== Problem ==
Return each line containing "text".

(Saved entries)
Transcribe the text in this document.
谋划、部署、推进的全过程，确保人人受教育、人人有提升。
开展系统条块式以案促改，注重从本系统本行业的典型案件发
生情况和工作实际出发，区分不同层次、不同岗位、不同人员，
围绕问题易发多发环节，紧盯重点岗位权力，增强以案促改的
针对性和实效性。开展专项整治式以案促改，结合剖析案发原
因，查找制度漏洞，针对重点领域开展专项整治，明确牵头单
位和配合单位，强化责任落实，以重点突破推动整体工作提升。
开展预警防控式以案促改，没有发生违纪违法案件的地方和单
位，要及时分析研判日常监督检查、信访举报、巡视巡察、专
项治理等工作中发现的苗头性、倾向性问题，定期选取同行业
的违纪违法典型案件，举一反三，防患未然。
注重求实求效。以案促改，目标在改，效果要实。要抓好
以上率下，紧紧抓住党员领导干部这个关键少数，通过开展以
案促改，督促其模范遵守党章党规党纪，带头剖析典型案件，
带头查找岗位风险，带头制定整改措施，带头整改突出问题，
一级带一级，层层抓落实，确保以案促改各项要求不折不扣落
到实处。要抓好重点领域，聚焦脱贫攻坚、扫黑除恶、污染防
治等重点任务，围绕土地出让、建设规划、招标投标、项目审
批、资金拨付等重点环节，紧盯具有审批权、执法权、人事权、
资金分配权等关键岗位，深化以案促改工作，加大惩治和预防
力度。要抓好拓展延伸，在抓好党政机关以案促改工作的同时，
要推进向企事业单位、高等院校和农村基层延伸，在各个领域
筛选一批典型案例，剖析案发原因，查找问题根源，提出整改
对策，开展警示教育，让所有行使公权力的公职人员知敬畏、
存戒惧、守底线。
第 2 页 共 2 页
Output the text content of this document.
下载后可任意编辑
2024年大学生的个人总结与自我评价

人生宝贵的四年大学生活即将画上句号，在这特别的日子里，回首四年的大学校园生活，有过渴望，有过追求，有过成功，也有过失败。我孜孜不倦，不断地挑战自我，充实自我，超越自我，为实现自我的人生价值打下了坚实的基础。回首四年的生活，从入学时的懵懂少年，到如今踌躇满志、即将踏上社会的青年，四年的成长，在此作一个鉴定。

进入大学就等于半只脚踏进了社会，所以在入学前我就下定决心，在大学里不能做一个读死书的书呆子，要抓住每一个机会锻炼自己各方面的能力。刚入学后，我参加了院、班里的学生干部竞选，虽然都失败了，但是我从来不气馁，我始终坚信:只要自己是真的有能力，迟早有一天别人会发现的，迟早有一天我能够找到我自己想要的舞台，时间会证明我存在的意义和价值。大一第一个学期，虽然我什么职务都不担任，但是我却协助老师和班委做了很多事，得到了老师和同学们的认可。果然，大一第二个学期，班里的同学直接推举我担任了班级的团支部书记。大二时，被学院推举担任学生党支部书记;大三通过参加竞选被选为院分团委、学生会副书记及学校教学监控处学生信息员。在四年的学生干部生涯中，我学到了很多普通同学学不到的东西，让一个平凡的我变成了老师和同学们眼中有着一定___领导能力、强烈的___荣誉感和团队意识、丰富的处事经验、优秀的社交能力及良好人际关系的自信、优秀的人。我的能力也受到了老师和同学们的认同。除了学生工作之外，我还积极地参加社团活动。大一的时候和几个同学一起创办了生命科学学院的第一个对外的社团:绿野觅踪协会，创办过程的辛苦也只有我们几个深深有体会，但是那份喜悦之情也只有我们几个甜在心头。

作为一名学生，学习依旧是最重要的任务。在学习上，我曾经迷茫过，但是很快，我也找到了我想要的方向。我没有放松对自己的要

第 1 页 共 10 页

== Reply ==
Transcribe the text in this document.
Output the text content of this document.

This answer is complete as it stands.